* [SHORT TASK]: Find the lines holding the word "расходов" and collect them.

## BEGIN DATA EXCERPTS

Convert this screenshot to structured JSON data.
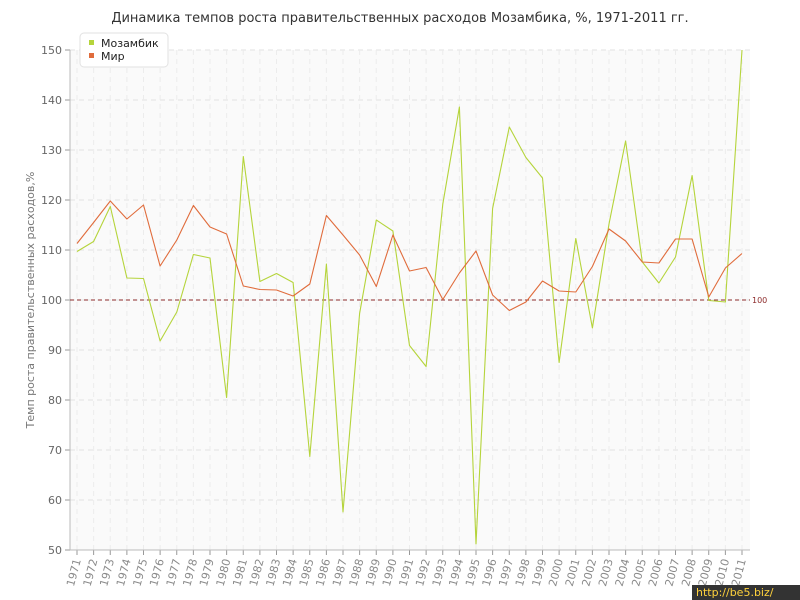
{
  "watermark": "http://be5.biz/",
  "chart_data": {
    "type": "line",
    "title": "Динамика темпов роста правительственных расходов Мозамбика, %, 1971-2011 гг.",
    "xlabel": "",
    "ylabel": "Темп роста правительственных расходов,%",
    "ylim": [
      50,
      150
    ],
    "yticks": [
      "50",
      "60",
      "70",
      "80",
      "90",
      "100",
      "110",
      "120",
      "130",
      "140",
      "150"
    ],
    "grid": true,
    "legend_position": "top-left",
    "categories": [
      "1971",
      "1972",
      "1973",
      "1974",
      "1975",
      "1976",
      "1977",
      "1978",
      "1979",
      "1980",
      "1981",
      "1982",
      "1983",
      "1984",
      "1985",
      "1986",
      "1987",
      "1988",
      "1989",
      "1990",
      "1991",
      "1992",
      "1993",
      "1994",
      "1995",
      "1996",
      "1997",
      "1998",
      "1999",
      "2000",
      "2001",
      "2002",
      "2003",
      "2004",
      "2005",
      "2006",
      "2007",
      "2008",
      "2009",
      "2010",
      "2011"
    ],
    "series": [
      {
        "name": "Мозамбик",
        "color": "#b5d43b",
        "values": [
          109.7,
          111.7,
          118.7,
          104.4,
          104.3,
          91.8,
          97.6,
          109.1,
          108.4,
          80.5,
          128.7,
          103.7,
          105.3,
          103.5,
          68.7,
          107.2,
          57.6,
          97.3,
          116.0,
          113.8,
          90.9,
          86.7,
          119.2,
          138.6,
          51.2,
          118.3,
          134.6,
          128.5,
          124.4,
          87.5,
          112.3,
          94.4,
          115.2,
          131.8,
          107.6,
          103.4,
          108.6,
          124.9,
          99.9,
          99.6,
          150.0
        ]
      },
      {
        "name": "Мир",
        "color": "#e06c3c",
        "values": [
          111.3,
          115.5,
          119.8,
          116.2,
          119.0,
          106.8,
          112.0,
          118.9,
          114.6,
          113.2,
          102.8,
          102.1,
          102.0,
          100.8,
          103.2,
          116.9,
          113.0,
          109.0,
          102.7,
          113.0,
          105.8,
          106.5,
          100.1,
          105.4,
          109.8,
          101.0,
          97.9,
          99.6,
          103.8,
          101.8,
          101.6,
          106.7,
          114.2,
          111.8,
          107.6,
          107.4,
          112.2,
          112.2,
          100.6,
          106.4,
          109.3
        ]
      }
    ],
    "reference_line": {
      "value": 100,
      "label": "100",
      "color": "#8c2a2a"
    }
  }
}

## END DATA EXCERPTS

* [FINAL ANSWER]:
    "title": "Динамика темпов роста правительственных расходов Мозамбика, %, 1971-2011 гг.",
    "ylabel": "Темп роста правительственных расходов,%",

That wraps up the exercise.